# start of Data shown
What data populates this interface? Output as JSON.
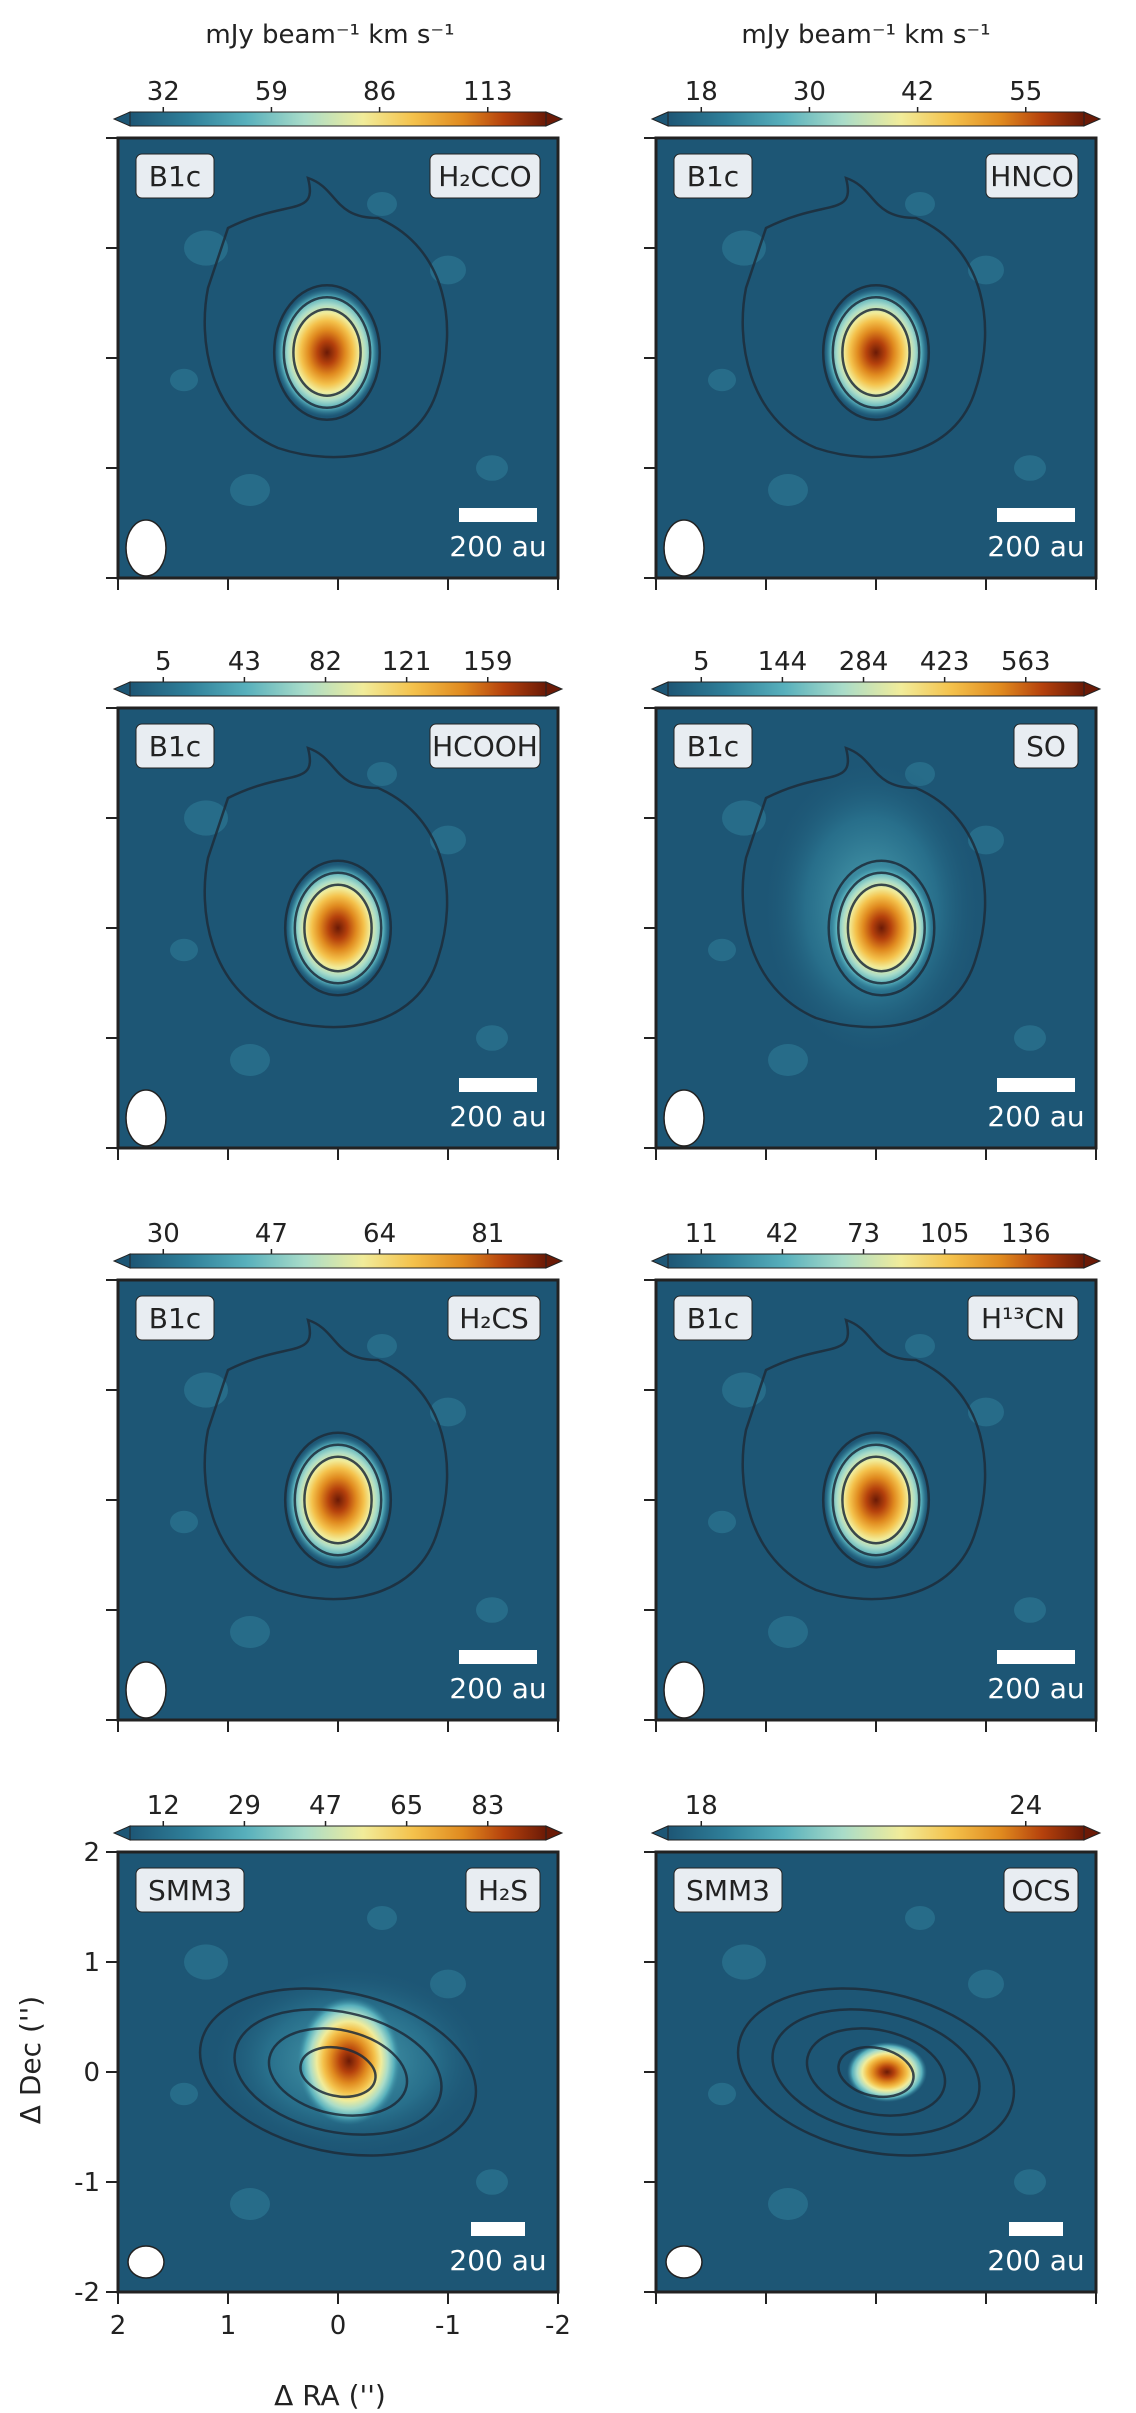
{
  "figure": {
    "colorbar_unit_label": "mJy beam⁻¹ km s⁻¹",
    "scalebar_label": "200 au",
    "xlabel": "Δ RA ('')",
    "ylabel": "Δ Dec ('')",
    "axis_ticks": [
      "2",
      "1",
      "0",
      "-1",
      "-2"
    ],
    "colors": {
      "background": "#1d5675",
      "contour": "#1d2b3a",
      "label_box": "#e8edf2",
      "colormap": [
        "#1d5675",
        "#2f7f99",
        "#58b0bc",
        "#a9dcc9",
        "#f1ec9a",
        "#f4c24c",
        "#e08a1f",
        "#b5410c",
        "#6b1a06"
      ]
    }
  },
  "chart_data": [
    {
      "type": "heatmap",
      "source": "B1c",
      "molecule": "H₂CCO",
      "colorbar_ticks": [
        "32",
        "59",
        "86",
        "113"
      ],
      "xlim": [
        2,
        -2
      ],
      "ylim": [
        -2,
        2
      ],
      "peak_offset": [
        0.1,
        0.05
      ]
    },
    {
      "type": "heatmap",
      "source": "B1c",
      "molecule": "HNCO",
      "colorbar_ticks": [
        "18",
        "30",
        "42",
        "55"
      ],
      "xlim": [
        2,
        -2
      ],
      "ylim": [
        -2,
        2
      ],
      "peak_offset": [
        0.0,
        0.05
      ]
    },
    {
      "type": "heatmap",
      "source": "B1c",
      "molecule": "HCOOH",
      "colorbar_ticks": [
        "5",
        "43",
        "82",
        "121",
        "159"
      ],
      "xlim": [
        2,
        -2
      ],
      "ylim": [
        -2,
        2
      ],
      "peak_offset": [
        0.0,
        0.0
      ]
    },
    {
      "type": "heatmap",
      "source": "B1c",
      "molecule": "SO",
      "colorbar_ticks": [
        "5",
        "144",
        "284",
        "423",
        "563"
      ],
      "xlim": [
        2,
        -2
      ],
      "ylim": [
        -2,
        2
      ],
      "peak_offset": [
        -0.05,
        0.0
      ]
    },
    {
      "type": "heatmap",
      "source": "B1c",
      "molecule": "H₂CS",
      "colorbar_ticks": [
        "30",
        "47",
        "64",
        "81"
      ],
      "xlim": [
        2,
        -2
      ],
      "ylim": [
        -2,
        2
      ],
      "peak_offset": [
        0.0,
        0.0
      ]
    },
    {
      "type": "heatmap",
      "source": "B1c",
      "molecule": "H¹³CN",
      "colorbar_ticks": [
        "11",
        "42",
        "73",
        "105",
        "136"
      ],
      "xlim": [
        2,
        -2
      ],
      "ylim": [
        -2,
        2
      ],
      "peak_offset": [
        0.0,
        0.0
      ]
    },
    {
      "type": "heatmap",
      "source": "SMM3",
      "molecule": "H₂S",
      "colorbar_ticks": [
        "12",
        "29",
        "47",
        "65",
        "83"
      ],
      "xlim": [
        2,
        -2
      ],
      "ylim": [
        -2,
        2
      ],
      "peak_offset": [
        -0.1,
        0.1
      ]
    },
    {
      "type": "heatmap",
      "source": "SMM3",
      "molecule": "OCS",
      "colorbar_ticks": [
        "18",
        "24"
      ],
      "xlim": [
        2,
        -2
      ],
      "ylim": [
        -2,
        2
      ],
      "peak_offset": [
        -0.1,
        0.0
      ]
    }
  ]
}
# end of Data shown
Set problem: All lines of the data above that include the word "molecule" must be shown.

Exercise answer:
      "molecule": "H₂CCO",
      "molecule": "HNCO",
      "molecule": "HCOOH",
      "molecule": "SO",
      "molecule": "H₂CS",
      "molecule": "H¹³CN",
      "molecule": "H₂S",
      "molecule": "OCS",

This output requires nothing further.